■ PASSAGE PROVIDED ■
Walter Ehle (28 April 1913 – 18 November 1943) was a Luftwaffe night fighter ace and recipient of the Knight's Cross of the Iron Cross during World War II. The Knight's Cross of the Iron Cross was awarded to recognise extreme battlefield bravery or successful military leadership. Walter Ehle claimed 39 aerial victories, 35 of them at night.

Early life and career
Ehle was born on 28 April 1913 in Windhuk in German South West Africa, present-day Windhoek is the capital and largest city of the Republic of Namibia.

World War II
At the start of the war Ehle flew with 3./ZG 1 and was credited with three daylight kills before the unit was redesignated 3./Nachtjagdgeschwader 1 (NJG 1) and he became a night fighter.

Night fighter career

Following the 1939 aerial Battle of the Heligoland Bight, RAF attacks shifted to the cover of darkness, initiating the Defence of the Reich campaign. By mid-1940, Generalmajor (Brigadier General) Josef Kammhuber had established a night air defense system dubbed the Kammhuber Line. It consisted of a series of control sectors equipped with radars and searchlights and an associated night fighter. Each sector named a Himmelbett (canopy bed) would direct the night fighter into visual range with target bombers. In 1941, the Luftwaffe started equipping night fighters with airborne radar such as the Lichtenstein radar. This airborne radar did not come into general use until early 1942.

Group commander
Ehle was appointed Gruppenkommandeur (group commander) of II. Gruppe of NJG 1 on 6 October 1940, succeeding Hauptmann Heinrich Graf von Stillfried und Rattonitz. His sixth night victory was a Bristol Blenheim shot down on 2 June 1942, and he had 16 victories in total by the end of 1942.

On 18 November 1943 Walter Ehle's  Bf-110 crashed near St. Trond, Belgium. As he was landing his airfield lights were extinguished; his aircraft crashed and he and his crew, Ofw. Leidenbach (Bordfunker—radio/wireless operator) and Uffz. Derlitzky (Bordschütze—aerial gunner), perished. He was succeeded by Major Eckart-Wilhelm von Bonin as commander of II. Gruppe of NJG 1.

Major Ehle was awarded the Knight's Cross of the Iron Cross () on 29 August after 31 victories and at the time of his death he was credited with 39. He shot down a total of 38 enemy aircraft of which 35 were at night.

■ WRITTEN INSTRUCTION 1 ■
Answer these from the passage on Walter Ehle:
(a) In what town and territory was Ehle born?
(b) Whom did Ehle succeed as Gruppenkommandeur of II. Gruppe of NJG 1?
(c) Near what place did Ehle's Bf-110 crash on 18 November 1943?
■ WRITTEN INSTRUCTION 2 ■
Reproduce the Walter Ehle passage word for word from "Night fighter career" to "until early 1942.".

■ DATA LINES ■
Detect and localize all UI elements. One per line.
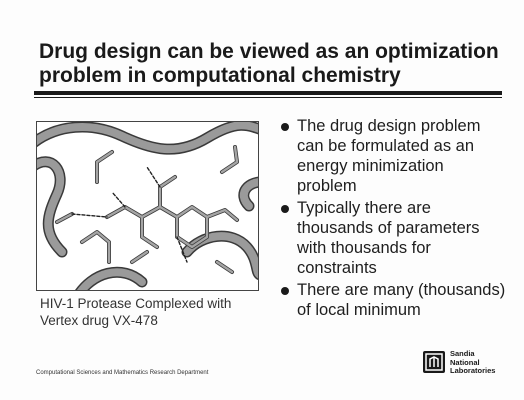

■ EXERCISE RESPONSE 1 ■
(a) Windhuk, in German South West Africa
(b) Hauptmann Heinrich Graf von Stillfried und Rattonitz
(c) St. Trond, Belgium

■ EXERCISE RESPONSE 2 ■
Night fighter career

Following the 1939 aerial Battle of the Heligoland Bight, RAF attacks shifted to the cover of darkness, initiating the Defence of the Reich campaign. By mid-1940, Generalmajor (Brigadier General) Josef Kammhuber had established a night air defense system dubbed the Kammhuber Line. It consisted of a series of control sectors equipped with radars and searchlights and an associated night fighter. Each sector named a Himmelbett (canopy bed) would direct the night fighter into visual range with target bombers. In 1941, the Luftwaffe started equipping night fighters with airborne radar such as the Lichtenstein radar. This airborne radar did not come into general use until early 1942.